## begin Dataset records

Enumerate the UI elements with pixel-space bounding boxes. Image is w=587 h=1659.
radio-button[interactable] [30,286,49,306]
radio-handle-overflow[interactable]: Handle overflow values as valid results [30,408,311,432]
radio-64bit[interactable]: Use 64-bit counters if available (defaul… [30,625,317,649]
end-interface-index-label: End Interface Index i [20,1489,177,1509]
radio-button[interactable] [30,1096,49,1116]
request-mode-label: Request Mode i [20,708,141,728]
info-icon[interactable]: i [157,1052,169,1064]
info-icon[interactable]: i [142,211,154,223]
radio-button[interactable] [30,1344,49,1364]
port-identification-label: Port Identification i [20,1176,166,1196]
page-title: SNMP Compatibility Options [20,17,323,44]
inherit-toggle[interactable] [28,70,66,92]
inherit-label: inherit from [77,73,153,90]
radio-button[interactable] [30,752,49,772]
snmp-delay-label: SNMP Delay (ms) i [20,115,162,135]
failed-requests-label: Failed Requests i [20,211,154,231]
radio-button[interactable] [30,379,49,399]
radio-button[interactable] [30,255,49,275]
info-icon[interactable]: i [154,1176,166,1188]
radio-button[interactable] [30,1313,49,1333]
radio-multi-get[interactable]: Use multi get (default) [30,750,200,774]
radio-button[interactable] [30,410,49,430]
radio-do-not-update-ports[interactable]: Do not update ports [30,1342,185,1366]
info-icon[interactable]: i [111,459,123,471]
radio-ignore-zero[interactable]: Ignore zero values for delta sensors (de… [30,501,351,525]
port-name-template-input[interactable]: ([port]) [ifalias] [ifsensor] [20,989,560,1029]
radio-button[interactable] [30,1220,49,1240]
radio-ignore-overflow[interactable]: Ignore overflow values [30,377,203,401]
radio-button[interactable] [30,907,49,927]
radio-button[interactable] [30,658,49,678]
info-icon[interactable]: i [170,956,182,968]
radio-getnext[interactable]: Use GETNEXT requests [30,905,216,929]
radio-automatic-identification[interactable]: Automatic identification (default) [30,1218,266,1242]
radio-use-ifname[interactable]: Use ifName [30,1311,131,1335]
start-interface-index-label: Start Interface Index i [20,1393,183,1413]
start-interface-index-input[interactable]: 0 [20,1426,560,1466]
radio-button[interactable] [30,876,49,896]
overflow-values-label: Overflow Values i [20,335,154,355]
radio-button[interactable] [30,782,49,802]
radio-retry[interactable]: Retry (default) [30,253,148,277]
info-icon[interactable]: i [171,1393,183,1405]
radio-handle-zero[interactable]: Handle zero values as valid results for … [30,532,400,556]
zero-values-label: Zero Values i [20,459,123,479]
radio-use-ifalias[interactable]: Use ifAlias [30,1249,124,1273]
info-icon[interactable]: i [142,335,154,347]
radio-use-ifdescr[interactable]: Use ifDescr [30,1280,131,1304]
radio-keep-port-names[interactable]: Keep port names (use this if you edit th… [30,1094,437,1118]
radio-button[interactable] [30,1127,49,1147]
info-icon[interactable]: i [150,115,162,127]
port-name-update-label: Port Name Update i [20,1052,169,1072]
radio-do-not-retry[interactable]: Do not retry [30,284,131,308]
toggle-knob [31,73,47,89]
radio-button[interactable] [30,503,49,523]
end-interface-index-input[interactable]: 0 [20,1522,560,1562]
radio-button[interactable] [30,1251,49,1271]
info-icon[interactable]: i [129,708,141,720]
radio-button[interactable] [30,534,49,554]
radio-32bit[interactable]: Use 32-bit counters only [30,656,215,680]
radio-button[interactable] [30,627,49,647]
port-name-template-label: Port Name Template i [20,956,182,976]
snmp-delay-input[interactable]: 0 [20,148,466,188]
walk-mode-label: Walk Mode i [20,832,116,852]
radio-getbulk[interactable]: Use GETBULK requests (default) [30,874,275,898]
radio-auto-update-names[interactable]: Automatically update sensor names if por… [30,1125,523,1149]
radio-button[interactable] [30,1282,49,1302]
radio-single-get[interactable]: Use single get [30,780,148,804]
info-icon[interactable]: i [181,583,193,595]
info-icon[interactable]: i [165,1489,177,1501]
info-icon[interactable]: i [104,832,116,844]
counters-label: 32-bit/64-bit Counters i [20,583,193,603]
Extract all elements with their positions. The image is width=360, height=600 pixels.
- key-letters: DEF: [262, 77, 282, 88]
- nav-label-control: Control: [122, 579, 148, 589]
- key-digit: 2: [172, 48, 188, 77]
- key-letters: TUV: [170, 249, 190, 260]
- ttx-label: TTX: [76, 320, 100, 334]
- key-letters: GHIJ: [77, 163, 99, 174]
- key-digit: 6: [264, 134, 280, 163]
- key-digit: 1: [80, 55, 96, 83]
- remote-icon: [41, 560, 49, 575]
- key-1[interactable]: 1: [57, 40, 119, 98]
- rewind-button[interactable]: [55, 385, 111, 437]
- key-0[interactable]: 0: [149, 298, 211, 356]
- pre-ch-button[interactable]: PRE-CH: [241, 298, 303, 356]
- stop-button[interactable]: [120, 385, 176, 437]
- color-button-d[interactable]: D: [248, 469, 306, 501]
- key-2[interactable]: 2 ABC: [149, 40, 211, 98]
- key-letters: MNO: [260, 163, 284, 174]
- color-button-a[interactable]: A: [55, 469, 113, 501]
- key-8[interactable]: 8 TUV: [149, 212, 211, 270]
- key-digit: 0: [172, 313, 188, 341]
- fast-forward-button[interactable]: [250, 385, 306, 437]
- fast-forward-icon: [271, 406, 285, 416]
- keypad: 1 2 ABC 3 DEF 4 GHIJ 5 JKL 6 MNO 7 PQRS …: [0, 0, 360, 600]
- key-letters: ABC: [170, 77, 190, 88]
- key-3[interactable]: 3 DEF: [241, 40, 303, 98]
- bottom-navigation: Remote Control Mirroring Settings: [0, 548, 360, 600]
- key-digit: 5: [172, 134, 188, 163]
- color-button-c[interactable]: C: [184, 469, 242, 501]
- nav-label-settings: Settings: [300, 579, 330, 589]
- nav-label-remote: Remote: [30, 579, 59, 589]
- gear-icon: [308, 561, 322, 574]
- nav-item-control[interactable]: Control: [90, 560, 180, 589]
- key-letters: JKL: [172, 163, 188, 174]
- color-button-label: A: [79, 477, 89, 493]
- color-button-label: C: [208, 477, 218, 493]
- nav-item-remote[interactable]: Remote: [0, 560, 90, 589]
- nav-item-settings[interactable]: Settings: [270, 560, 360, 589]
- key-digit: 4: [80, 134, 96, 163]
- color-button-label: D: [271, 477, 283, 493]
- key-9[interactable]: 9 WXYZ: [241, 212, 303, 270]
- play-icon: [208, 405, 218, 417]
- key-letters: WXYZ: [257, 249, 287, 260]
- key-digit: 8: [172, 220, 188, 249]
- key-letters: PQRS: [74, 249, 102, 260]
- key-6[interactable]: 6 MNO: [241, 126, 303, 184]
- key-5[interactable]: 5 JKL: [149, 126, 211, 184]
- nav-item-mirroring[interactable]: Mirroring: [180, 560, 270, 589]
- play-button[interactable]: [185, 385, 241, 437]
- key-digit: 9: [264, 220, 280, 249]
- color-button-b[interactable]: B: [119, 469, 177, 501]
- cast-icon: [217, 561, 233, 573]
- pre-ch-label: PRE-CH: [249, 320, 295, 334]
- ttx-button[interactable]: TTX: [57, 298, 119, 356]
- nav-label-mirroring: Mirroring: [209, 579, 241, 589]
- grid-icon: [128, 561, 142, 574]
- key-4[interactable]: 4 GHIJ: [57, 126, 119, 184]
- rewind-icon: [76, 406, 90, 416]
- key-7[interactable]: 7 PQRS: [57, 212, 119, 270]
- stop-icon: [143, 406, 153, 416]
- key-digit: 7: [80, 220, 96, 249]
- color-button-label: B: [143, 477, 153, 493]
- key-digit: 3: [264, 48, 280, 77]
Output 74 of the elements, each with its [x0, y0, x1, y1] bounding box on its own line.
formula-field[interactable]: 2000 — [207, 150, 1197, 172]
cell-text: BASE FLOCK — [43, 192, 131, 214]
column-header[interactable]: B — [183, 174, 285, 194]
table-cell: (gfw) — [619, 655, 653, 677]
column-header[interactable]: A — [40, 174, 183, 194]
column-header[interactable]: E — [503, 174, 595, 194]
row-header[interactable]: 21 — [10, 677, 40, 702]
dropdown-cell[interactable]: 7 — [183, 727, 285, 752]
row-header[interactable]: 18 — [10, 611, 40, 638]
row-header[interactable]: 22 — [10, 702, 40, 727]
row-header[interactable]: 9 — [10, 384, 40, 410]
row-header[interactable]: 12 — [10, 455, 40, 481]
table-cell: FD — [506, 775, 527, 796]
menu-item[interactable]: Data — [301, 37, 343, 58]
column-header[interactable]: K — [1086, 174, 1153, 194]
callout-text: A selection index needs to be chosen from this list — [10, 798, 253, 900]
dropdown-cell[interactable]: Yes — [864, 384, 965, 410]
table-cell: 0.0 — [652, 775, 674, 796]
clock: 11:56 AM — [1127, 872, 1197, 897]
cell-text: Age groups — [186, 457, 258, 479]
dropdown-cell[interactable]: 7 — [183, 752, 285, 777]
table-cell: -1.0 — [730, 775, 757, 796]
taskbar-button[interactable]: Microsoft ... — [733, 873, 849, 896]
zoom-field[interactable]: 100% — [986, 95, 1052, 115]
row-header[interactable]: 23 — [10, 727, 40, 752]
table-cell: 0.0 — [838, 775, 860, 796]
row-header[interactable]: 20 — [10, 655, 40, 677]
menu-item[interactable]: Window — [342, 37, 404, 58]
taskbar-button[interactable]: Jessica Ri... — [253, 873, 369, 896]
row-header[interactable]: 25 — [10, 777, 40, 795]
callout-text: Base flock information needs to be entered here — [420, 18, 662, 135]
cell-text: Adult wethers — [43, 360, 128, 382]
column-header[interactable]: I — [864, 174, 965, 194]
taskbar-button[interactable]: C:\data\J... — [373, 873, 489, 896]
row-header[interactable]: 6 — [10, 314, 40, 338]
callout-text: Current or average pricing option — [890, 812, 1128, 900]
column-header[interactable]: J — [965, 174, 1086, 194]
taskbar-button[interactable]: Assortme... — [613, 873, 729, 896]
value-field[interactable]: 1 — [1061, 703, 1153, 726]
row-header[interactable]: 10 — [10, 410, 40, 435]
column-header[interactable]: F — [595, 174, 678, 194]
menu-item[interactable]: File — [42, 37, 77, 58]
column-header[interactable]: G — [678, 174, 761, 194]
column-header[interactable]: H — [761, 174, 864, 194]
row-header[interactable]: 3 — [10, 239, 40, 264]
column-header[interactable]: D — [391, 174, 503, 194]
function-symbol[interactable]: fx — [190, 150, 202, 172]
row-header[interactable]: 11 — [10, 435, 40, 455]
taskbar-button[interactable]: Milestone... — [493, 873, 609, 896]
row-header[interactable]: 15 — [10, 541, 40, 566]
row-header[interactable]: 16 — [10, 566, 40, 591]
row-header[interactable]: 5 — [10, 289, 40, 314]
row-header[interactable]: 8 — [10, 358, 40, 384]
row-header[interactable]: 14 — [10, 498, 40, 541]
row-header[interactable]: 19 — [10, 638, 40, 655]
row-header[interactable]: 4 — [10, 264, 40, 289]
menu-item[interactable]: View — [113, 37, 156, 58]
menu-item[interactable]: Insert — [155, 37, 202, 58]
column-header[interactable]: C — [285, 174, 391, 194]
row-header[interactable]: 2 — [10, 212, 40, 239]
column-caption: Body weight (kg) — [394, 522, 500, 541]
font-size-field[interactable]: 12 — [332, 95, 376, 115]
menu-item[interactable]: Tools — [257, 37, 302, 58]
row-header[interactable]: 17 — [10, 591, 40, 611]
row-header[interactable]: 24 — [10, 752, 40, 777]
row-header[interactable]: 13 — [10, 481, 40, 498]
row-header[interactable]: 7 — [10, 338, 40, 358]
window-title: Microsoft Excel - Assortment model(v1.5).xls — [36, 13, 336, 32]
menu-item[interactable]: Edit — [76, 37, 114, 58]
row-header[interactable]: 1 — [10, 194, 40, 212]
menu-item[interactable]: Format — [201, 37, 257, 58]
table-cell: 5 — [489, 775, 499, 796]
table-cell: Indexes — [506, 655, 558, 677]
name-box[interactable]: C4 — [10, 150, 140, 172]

## end Dataset records

Exercise aim → Starting at the beginning of the records and ending at the line that contains "identification (default) [30,1218,266,1242]", switch each "info-icon" to "help-icon" and give those lines again with nothing else changed.

Completed exercise →
Enumerate the UI elements with pixel-space bounding boxes. Image is w=587 h=1659.
radio-button[interactable] [30,286,49,306]
radio-handle-overflow[interactable]: Handle overflow values as valid results [30,408,311,432]
radio-64bit[interactable]: Use 64-bit counters if available (defaul… [30,625,317,649]
end-interface-index-label: End Interface Index i [20,1489,177,1509]
radio-button[interactable] [30,1096,49,1116]
request-mode-label: Request Mode i [20,708,141,728]
help-icon[interactable]: i [157,1052,169,1064]
help-icon[interactable]: i [142,211,154,223]
radio-button[interactable] [30,1344,49,1364]
port-identification-label: Port Identification i [20,1176,166,1196]
page-title: SNMP Compatibility Options [20,17,323,44]
inherit-toggle[interactable] [28,70,66,92]
inherit-label: inherit from [77,73,153,90]
radio-button[interactable] [30,752,49,772]
snmp-delay-label: SNMP Delay (ms) i [20,115,162,135]
failed-requests-label: Failed Requests i [20,211,154,231]
radio-button[interactable] [30,379,49,399]
radio-button[interactable] [30,255,49,275]
help-icon[interactable]: i [154,1176,166,1188]
radio-button[interactable] [30,1313,49,1333]
radio-multi-get[interactable]: Use multi get (default) [30,750,200,774]
radio-button[interactable] [30,410,49,430]
radio-do-not-update-ports[interactable]: Do not update ports [30,1342,185,1366]
help-icon[interactable]: i [111,459,123,471]
radio-ignore-zero[interactable]: Ignore zero values for delta sensors (de… [30,501,351,525]
port-name-template-input[interactable]: ([port]) [ifalias] [ifsensor] [20,989,560,1029]
radio-button[interactable] [30,1220,49,1240]
radio-ignore-overflow[interactable]: Ignore overflow values [30,377,203,401]
radio-button[interactable] [30,907,49,927]
radio-button[interactable] [30,658,49,678]
help-icon[interactable]: i [170,956,182,968]
radio-getnext[interactable]: Use GETNEXT requests [30,905,216,929]
radio-automatic-identification[interactable]: Automatic identification (default) [30,1218,266,1242]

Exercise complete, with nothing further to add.